### Stated problem
Reproduce each line bearing the word "from".
>> start Data supplied
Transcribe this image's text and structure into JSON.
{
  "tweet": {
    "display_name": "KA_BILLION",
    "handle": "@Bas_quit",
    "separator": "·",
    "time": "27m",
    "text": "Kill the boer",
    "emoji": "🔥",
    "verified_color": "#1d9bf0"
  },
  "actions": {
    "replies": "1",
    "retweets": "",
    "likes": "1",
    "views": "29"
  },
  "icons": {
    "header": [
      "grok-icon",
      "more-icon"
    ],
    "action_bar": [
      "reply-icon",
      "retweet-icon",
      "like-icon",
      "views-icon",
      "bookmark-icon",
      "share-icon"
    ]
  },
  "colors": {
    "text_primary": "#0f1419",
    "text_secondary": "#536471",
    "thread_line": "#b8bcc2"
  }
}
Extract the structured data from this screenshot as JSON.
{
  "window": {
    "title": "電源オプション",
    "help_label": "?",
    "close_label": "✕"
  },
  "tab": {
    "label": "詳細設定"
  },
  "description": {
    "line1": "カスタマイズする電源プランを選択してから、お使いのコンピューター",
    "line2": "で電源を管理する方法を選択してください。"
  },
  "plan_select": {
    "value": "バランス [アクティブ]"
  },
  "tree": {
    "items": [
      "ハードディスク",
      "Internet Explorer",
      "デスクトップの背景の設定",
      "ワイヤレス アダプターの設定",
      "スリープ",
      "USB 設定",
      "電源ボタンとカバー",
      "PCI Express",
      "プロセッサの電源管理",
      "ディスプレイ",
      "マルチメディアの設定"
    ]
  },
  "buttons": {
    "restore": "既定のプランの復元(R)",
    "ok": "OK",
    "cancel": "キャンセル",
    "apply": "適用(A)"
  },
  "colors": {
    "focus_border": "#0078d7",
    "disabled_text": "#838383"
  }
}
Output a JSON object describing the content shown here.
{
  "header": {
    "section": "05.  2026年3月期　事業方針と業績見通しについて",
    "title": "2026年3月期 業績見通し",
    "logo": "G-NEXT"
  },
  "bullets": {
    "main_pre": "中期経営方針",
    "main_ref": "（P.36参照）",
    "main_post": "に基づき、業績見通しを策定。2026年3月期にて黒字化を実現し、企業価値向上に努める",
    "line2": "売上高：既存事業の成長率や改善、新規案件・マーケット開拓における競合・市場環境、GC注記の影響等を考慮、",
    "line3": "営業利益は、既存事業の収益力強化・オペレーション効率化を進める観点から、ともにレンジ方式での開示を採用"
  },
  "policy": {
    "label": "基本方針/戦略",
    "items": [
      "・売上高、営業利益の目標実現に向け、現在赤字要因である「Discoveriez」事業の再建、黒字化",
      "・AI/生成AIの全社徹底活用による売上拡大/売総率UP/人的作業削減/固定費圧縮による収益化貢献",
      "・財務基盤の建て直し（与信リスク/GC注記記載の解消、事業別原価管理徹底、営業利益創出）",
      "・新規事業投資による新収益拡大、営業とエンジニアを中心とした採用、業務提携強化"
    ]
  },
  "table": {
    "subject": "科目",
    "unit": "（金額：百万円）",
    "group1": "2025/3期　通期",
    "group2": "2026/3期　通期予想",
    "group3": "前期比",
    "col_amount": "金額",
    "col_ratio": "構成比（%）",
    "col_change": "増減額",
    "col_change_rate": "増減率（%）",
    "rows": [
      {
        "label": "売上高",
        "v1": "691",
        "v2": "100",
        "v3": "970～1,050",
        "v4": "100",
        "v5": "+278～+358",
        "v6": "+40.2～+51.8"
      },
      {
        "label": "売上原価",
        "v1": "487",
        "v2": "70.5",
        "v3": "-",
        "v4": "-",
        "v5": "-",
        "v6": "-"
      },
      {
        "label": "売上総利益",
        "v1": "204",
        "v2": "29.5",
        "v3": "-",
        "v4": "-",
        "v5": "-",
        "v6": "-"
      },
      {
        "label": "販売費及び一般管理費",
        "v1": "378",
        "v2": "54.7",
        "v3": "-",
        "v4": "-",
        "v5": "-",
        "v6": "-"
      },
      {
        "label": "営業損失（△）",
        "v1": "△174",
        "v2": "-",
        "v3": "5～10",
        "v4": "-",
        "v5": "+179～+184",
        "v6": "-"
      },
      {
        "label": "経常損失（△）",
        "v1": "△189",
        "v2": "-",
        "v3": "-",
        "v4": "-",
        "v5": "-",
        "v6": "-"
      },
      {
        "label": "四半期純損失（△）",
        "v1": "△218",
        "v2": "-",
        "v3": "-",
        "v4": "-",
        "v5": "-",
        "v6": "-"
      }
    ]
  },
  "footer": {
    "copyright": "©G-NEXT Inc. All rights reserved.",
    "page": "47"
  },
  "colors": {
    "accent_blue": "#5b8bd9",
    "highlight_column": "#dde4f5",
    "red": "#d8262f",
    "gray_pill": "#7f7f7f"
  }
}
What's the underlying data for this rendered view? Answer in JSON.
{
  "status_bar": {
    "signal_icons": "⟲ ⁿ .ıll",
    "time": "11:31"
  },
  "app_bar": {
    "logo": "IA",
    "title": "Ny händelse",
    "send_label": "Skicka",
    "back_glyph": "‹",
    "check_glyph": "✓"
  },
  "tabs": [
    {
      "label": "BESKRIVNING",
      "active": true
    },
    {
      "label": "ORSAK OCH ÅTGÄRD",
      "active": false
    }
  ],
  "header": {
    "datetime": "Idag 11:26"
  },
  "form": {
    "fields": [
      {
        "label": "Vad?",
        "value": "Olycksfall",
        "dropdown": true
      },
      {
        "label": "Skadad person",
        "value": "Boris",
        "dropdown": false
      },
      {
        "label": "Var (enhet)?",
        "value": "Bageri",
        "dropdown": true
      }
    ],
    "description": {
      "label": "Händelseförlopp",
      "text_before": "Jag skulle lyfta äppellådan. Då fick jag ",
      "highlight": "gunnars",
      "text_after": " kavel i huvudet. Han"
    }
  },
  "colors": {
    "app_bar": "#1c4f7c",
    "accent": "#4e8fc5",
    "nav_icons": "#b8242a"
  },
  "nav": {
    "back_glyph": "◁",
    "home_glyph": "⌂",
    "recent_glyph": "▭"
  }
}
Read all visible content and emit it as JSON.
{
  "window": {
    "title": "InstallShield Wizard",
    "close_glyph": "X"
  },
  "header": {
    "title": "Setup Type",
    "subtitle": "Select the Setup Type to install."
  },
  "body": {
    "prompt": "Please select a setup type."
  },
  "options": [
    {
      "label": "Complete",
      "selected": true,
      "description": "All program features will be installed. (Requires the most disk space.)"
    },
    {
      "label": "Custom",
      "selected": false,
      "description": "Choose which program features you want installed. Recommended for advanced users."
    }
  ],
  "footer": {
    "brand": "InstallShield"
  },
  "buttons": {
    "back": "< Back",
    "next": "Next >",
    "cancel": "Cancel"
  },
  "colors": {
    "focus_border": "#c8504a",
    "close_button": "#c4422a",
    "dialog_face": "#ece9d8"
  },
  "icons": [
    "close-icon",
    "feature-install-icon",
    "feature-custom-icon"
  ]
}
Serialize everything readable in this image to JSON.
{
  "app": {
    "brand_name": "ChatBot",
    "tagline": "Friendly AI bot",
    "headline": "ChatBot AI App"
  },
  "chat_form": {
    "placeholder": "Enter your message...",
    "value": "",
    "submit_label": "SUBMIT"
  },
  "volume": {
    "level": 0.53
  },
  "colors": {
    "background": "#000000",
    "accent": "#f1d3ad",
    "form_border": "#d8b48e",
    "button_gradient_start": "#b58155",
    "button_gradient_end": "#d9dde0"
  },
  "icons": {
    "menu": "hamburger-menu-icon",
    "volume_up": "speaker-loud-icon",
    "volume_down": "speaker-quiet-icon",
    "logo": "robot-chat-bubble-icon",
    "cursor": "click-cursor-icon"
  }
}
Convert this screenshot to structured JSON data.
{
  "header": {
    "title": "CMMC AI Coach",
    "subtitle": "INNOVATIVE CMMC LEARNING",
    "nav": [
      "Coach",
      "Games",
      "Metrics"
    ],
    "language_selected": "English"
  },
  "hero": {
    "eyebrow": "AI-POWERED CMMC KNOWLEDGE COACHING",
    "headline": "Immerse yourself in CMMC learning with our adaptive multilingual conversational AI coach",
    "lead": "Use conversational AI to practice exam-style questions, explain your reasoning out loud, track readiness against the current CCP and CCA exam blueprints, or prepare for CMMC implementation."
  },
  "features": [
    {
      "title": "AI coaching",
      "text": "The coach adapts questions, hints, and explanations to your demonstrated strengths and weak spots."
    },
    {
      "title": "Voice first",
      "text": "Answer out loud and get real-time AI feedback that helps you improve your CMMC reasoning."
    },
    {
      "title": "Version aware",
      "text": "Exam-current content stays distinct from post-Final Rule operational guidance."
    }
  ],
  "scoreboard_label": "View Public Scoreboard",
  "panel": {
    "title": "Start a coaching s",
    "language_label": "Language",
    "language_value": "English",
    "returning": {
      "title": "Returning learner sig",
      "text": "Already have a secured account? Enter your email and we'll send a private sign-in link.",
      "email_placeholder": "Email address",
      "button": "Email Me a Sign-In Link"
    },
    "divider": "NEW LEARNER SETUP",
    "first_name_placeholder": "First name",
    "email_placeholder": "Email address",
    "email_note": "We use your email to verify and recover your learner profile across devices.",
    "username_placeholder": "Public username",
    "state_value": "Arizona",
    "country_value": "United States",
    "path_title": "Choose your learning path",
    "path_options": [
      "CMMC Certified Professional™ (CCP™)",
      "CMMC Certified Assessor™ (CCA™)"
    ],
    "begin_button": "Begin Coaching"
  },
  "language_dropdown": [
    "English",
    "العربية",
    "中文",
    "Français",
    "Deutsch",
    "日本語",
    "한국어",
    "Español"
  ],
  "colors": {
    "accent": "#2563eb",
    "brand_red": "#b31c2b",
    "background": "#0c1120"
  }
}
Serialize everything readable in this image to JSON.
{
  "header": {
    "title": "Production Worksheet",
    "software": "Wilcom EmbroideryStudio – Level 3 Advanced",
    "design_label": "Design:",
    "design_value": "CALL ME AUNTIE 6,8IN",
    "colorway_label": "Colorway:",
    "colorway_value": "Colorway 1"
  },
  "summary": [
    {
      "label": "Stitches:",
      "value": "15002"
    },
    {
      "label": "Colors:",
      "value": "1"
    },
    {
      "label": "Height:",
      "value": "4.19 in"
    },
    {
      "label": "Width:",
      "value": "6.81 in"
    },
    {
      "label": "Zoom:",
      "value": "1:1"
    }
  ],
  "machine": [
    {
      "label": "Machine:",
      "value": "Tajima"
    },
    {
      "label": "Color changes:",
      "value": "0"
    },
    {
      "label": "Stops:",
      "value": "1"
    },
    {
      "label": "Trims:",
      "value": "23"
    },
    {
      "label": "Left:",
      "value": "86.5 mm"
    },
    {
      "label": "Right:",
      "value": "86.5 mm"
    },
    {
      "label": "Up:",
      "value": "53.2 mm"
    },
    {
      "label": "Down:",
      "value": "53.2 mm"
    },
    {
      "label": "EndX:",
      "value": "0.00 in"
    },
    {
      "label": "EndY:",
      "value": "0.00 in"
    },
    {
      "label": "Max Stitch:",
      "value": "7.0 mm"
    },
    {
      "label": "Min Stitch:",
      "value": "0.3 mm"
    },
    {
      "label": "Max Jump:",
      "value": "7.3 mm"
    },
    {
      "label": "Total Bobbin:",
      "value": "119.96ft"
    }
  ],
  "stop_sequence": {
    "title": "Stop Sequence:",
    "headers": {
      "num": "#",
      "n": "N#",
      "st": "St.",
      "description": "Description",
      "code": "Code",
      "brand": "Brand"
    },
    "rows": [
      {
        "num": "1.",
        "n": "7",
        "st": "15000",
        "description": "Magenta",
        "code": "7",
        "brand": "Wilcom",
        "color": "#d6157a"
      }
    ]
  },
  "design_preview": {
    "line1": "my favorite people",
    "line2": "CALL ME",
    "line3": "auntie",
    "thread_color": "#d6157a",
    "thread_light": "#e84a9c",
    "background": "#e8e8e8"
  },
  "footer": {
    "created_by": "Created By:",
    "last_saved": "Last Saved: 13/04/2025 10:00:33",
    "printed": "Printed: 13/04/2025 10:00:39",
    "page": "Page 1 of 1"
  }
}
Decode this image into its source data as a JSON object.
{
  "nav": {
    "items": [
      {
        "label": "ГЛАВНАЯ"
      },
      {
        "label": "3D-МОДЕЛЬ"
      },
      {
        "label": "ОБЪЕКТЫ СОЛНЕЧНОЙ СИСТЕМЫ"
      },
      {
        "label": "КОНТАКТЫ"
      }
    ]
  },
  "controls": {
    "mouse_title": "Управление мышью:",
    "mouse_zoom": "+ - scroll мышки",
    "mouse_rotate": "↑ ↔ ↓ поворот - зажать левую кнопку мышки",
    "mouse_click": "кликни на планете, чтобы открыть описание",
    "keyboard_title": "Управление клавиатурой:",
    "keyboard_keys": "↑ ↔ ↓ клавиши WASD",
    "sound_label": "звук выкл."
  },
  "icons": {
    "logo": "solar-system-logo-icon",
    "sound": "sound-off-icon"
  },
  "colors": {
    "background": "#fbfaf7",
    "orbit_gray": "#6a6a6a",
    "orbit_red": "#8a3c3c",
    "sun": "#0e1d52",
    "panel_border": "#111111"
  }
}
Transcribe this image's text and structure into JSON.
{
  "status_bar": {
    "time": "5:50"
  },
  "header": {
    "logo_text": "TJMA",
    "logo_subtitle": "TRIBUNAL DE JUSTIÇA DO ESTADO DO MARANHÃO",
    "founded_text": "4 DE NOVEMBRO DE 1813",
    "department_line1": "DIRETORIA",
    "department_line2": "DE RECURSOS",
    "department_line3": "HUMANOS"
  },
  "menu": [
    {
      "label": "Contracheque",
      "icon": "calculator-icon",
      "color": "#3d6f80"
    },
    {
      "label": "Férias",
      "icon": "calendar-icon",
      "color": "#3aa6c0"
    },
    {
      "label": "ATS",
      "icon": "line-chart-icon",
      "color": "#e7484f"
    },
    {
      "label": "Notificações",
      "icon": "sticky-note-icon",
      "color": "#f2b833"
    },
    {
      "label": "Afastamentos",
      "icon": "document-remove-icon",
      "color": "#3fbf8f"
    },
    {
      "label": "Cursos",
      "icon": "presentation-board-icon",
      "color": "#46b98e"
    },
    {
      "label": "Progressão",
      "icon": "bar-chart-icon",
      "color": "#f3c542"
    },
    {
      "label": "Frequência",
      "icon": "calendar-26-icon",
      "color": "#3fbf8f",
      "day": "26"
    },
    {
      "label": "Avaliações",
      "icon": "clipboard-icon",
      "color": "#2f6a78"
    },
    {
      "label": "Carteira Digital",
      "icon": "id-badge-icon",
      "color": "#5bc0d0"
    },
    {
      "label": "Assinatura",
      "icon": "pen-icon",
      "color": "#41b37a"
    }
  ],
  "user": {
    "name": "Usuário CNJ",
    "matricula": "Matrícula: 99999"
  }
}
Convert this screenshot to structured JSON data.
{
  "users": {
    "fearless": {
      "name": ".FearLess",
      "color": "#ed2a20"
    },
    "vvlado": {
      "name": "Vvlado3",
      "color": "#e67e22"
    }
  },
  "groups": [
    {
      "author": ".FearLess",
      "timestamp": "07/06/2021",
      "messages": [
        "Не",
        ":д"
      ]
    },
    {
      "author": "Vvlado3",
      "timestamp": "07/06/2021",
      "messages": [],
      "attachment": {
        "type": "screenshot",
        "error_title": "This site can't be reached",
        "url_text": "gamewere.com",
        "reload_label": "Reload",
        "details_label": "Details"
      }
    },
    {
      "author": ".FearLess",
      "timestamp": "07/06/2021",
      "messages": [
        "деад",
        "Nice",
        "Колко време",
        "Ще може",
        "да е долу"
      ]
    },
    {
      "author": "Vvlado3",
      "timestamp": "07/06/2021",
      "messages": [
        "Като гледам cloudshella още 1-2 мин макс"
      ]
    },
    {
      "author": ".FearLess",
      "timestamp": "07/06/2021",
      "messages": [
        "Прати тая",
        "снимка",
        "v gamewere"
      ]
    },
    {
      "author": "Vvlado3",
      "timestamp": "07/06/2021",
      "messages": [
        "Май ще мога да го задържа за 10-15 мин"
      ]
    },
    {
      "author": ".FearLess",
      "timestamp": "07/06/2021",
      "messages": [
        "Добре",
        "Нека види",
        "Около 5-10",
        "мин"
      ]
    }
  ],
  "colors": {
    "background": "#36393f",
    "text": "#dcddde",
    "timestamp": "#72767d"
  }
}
>> end Data supplied
### Task solution
Extract the structured data from this screenshot as JSON.
      "text": "Exam-current content stays distinct from post-Final Rule operational guidance."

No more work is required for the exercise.